__Exercise prompt__: Extract, from the records beneath this instruction, each line that contains the word "averageOpt".

__Excerpted records__:
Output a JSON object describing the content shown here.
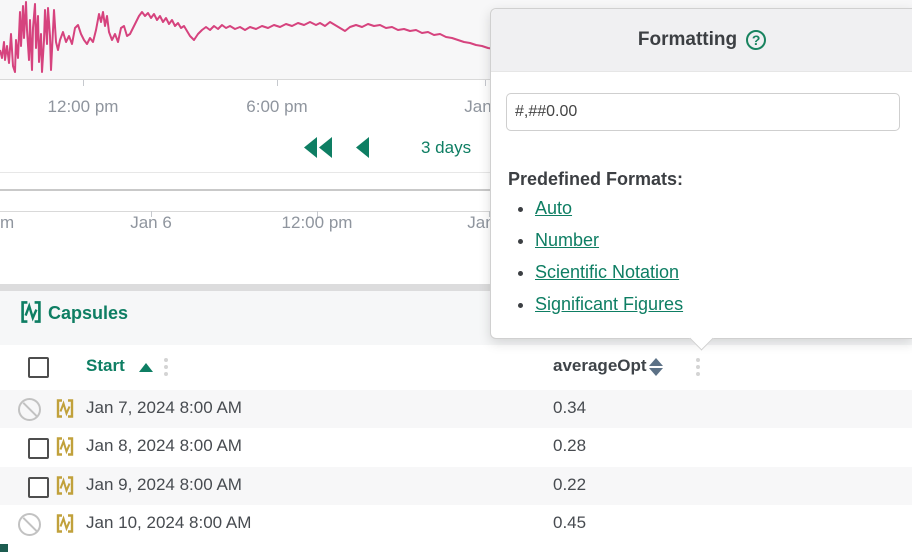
{
  "chart": {
    "line_color": "#d6437e",
    "upper_axis": {
      "labels": [
        "12:00 pm",
        "6:00 pm",
        "Jan"
      ]
    },
    "lower_axis": {
      "labels": [
        "m",
        "Jan 6",
        "12:00 pm",
        "Jan"
      ]
    },
    "range_label": "3 days",
    "line_points": [
      [
        0,
        50
      ],
      [
        2,
        58
      ],
      [
        4,
        42
      ],
      [
        5,
        60
      ],
      [
        7,
        46
      ],
      [
        9,
        63
      ],
      [
        11,
        34
      ],
      [
        13,
        66
      ],
      [
        15,
        72
      ],
      [
        16,
        40
      ],
      [
        18,
        58
      ],
      [
        20,
        12
      ],
      [
        21,
        46
      ],
      [
        23,
        6
      ],
      [
        24,
        38
      ],
      [
        26,
        2
      ],
      [
        27,
        30
      ],
      [
        29,
        60
      ],
      [
        30,
        20
      ],
      [
        32,
        70
      ],
      [
        33,
        28
      ],
      [
        35,
        4
      ],
      [
        36,
        48
      ],
      [
        38,
        16
      ],
      [
        39,
        62
      ],
      [
        41,
        34
      ],
      [
        42,
        72
      ],
      [
        44,
        40
      ],
      [
        45,
        10
      ],
      [
        47,
        44
      ],
      [
        48,
        8
      ],
      [
        50,
        36
      ],
      [
        51,
        70
      ],
      [
        53,
        30
      ],
      [
        54,
        10
      ],
      [
        56,
        42
      ],
      [
        58,
        50
      ],
      [
        60,
        40
      ],
      [
        63,
        32
      ],
      [
        66,
        42
      ],
      [
        69,
        36
      ],
      [
        72,
        44
      ],
      [
        75,
        28
      ],
      [
        78,
        25
      ],
      [
        81,
        34
      ],
      [
        84,
        40
      ],
      [
        87,
        44
      ],
      [
        90,
        38
      ],
      [
        93,
        42
      ],
      [
        96,
        30
      ],
      [
        99,
        14
      ],
      [
        101,
        22
      ],
      [
        103,
        12
      ],
      [
        105,
        26
      ],
      [
        107,
        16
      ],
      [
        109,
        32
      ],
      [
        112,
        40
      ],
      [
        115,
        34
      ],
      [
        118,
        42
      ],
      [
        121,
        28
      ],
      [
        124,
        26
      ],
      [
        127,
        36
      ],
      [
        130,
        34
      ],
      [
        133,
        28
      ],
      [
        136,
        22
      ],
      [
        139,
        16
      ],
      [
        142,
        12
      ],
      [
        145,
        16
      ],
      [
        148,
        13
      ],
      [
        151,
        18
      ],
      [
        154,
        14
      ],
      [
        157,
        20
      ],
      [
        160,
        16
      ],
      [
        163,
        22
      ],
      [
        166,
        18
      ],
      [
        169,
        24
      ],
      [
        172,
        20
      ],
      [
        175,
        26
      ],
      [
        178,
        23
      ],
      [
        181,
        28
      ],
      [
        184,
        26
      ],
      [
        187,
        31
      ],
      [
        190,
        36
      ],
      [
        194,
        40
      ],
      [
        198,
        34
      ],
      [
        202,
        30
      ],
      [
        206,
        27
      ],
      [
        210,
        30
      ],
      [
        214,
        26
      ],
      [
        218,
        29
      ],
      [
        222,
        25
      ],
      [
        226,
        28
      ],
      [
        230,
        26
      ],
      [
        235,
        29
      ],
      [
        240,
        27
      ],
      [
        245,
        30
      ],
      [
        250,
        27
      ],
      [
        256,
        29
      ],
      [
        262,
        26
      ],
      [
        268,
        28
      ],
      [
        274,
        25
      ],
      [
        280,
        27
      ],
      [
        286,
        24
      ],
      [
        292,
        26
      ],
      [
        298,
        23
      ],
      [
        304,
        25
      ],
      [
        310,
        22
      ],
      [
        316,
        25
      ],
      [
        320,
        23
      ],
      [
        325,
        26
      ],
      [
        330,
        22
      ],
      [
        335,
        25
      ],
      [
        340,
        28
      ],
      [
        345,
        31
      ],
      [
        350,
        27
      ],
      [
        356,
        25
      ],
      [
        362,
        27
      ],
      [
        368,
        24
      ],
      [
        374,
        26
      ],
      [
        380,
        25
      ],
      [
        386,
        28
      ],
      [
        392,
        27
      ],
      [
        398,
        30
      ],
      [
        404,
        29
      ],
      [
        410,
        31
      ],
      [
        416,
        30
      ],
      [
        422,
        33
      ],
      [
        428,
        32
      ],
      [
        434,
        35
      ],
      [
        440,
        34
      ],
      [
        446,
        37
      ],
      [
        452,
        38
      ],
      [
        458,
        40
      ],
      [
        464,
        42
      ],
      [
        470,
        43
      ],
      [
        476,
        45
      ],
      [
        482,
        46
      ],
      [
        488,
        48
      ],
      [
        494,
        49
      ],
      [
        500,
        50
      ],
      [
        506,
        51
      ]
    ]
  },
  "popup": {
    "title": "Formatting",
    "help_label": "?",
    "format_input_value": "#,##0.00",
    "predefined_heading": "Predefined Formats:",
    "links": [
      "Auto",
      "Number",
      "Scientific Notation",
      "Significant Figures"
    ],
    "accent_color": "#0e7e63"
  },
  "capsules_panel": {
    "title": "Capsules",
    "table": {
      "columns": [
        {
          "label": "Start",
          "sort": "asc"
        },
        {
          "label": "averageOpt",
          "sort": "both"
        }
      ],
      "rows": [
        {
          "start": "Jan 7, 2024 8:00 AM",
          "averageOpt": "0.34",
          "selectable": false
        },
        {
          "start": "Jan 8, 2024 8:00 AM",
          "averageOpt": "0.28",
          "selectable": true
        },
        {
          "start": "Jan 9, 2024 8:00 AM",
          "averageOpt": "0.22",
          "selectable": true
        },
        {
          "start": "Jan 10, 2024 8:00 AM",
          "averageOpt": "0.45",
          "selectable": false
        }
      ]
    }
  },
  "colors": {
    "teal": "#0e7e63",
    "pink_series": "#d6437e",
    "gold_capsule": "#c1a13b"
  }
}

__Task output__:
          "label": "averageOpt",
          "averageOpt": "0.34",
          "averageOpt": "0.28",
          "averageOpt": "0.22",
          "averageOpt": "0.45",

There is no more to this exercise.